#### [QUOTED TEXT]
************

Sunday, October 27, 2013

My 100 Gratitudes Today


 I am grateful

# 12 and #56 and # 59!

1.    That since I was 5 years old, reading has BEEN THERE for me. Has been something I love. Has helped raise the level of my life.
2.    And memories earlier than that – age 3, 4, standing outside our little 6-unit apartment building and asking passers-by, “Can you teach me how to do the words?” Because I SO WANTED to read. My mother put a stop to THAT I assure you – the asking strangers! Although back then and there, I think it was more about the bothering them than the thinking they would be a danger to me. I was always out there with grown-ups after all: my mother, her girlfriends…
3.    And my parents wishing they could show me themselves, how to read. (But they didn’t know how).
4.    And the loving of reading all my life (except after first divorce, and again recently.)
5.    But it seems to be coming back again
6.    Beginning – finally – to realize EVERYTHING I do does not have to be CONTRIBUTING DIRECTLY to making the world better…
7.    Trying to live in the day and the moment
8.    NOT just for vacations
9.    Sun now. I am grateful that I don’t feel as bad as when I woke up.
10.         For the thought that, well, if I feel ready to die, then I have nothing to lose by living.
12.         J and I are going for coffee (tea) soon. I am glad.
13.         Flowers
14.         Colors
15.         Books
16.         My book “The Power” on my laptop (kindle version although I don’t have a kindle, is readable on my laptop)

************

#### [THINGS TO DO]
#1 Summarize the gratitude list in two sentences.
#2 Retype the stretch of the gratitude list from "Sunday, October 27, 2013" through "and again recently.)".
The accompanying data are not required for any task.

************

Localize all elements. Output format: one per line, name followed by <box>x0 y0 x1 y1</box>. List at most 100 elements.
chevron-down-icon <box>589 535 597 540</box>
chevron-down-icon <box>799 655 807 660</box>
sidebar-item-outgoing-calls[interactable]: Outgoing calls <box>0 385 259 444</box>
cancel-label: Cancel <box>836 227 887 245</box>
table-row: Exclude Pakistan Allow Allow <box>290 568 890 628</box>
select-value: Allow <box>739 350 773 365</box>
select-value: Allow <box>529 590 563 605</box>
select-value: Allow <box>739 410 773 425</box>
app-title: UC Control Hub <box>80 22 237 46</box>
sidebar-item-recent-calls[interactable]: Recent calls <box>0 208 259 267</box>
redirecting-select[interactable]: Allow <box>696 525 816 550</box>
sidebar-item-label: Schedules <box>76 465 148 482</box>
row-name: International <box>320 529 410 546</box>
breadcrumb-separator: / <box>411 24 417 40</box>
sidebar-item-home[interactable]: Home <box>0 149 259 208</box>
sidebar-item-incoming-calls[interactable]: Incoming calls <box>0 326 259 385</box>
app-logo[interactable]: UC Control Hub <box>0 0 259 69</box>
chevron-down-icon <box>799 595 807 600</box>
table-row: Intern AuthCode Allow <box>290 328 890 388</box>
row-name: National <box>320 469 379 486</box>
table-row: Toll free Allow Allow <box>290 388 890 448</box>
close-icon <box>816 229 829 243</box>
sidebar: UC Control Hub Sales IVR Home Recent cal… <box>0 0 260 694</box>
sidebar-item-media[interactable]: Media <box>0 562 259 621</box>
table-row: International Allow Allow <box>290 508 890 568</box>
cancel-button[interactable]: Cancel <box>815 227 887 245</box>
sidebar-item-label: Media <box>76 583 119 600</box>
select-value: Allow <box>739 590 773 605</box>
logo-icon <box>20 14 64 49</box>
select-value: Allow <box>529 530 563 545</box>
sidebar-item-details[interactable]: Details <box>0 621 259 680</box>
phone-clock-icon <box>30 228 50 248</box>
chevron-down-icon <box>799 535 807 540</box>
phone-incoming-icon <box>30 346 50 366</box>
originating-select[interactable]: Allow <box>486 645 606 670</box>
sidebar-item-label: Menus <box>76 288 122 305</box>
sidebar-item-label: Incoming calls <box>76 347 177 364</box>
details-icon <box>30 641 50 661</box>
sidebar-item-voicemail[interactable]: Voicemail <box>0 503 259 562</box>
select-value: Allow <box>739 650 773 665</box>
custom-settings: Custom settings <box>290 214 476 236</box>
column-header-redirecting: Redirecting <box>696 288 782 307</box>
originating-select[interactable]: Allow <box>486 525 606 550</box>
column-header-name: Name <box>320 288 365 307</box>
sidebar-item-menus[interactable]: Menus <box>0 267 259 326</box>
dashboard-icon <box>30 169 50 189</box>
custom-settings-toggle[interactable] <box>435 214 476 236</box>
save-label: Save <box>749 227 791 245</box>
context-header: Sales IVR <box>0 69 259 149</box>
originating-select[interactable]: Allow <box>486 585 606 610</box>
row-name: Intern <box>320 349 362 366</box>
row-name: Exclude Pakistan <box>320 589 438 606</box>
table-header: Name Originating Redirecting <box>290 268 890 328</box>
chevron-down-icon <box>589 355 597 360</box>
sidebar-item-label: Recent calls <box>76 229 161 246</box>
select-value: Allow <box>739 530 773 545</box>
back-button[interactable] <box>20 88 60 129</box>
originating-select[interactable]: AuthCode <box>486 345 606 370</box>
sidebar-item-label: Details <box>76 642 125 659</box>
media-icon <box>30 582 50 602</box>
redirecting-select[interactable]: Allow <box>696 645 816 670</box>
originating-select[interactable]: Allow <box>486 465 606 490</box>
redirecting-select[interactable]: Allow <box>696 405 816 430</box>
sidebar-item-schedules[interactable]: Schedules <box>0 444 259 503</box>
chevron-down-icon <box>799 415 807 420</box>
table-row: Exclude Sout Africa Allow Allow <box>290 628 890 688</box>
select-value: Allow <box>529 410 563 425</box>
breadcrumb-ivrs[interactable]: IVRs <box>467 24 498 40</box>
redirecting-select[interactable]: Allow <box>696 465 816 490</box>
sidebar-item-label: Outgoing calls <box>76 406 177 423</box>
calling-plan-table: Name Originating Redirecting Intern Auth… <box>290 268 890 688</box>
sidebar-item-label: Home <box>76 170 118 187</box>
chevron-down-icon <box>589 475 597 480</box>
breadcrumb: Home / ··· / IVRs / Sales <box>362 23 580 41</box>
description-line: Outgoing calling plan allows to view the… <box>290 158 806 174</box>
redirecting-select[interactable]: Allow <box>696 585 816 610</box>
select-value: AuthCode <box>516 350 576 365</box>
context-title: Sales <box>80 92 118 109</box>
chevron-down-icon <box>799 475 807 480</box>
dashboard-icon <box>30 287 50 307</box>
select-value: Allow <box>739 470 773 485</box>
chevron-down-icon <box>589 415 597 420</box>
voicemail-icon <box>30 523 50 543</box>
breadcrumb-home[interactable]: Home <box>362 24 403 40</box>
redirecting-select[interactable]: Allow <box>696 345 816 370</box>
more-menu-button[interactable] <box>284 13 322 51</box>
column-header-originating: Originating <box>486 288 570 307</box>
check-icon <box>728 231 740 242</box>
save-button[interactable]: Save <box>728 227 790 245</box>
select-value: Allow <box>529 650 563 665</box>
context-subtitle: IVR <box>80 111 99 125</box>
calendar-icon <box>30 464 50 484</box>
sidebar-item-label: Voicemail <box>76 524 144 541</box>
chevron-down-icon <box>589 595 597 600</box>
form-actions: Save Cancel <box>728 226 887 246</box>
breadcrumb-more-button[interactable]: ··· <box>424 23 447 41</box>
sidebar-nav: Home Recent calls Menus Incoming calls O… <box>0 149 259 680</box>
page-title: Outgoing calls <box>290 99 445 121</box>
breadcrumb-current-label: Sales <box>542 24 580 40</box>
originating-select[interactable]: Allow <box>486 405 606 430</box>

************

#### [OUTPUTS IN ORDER]
#1 The writer is grateful for a lifelong love of reading, which began with a small child's attempts to get passers-by to teach reading and which now seems to be returning after lapses. Other entries include beginning to realize that not everything must directly make the world better, trying to live in the moment, an upcoming outing for coffee with J, and flowers, colors, and books.

#2
Sunday, October 27, 2013

My 100 Gratitudes Today


 I am grateful

# 12 and #56 and # 59!

1.    That since I was 5 years old, reading has BEEN THERE for me. Has been something I love. Has helped raise the level of my life.
2.    And memories earlier than that – age 3, 4, standing outside our little 6-unit apartment building and asking passers-by, “Can you teach me how to do the words?” Because I SO WANTED to read. My mother put a stop to THAT I assure you – the asking strangers! Although back then and there, I think it was more about the bothering them than the thinking they would be a danger to me. I was always out there with grown-ups after all: my mother, her girlfriends…
3.    And my parents wishing they could show me themselves, how to read. (But they didn’t know how).
4.    And the loving of reading all my life (except after first divorce, and again recently.)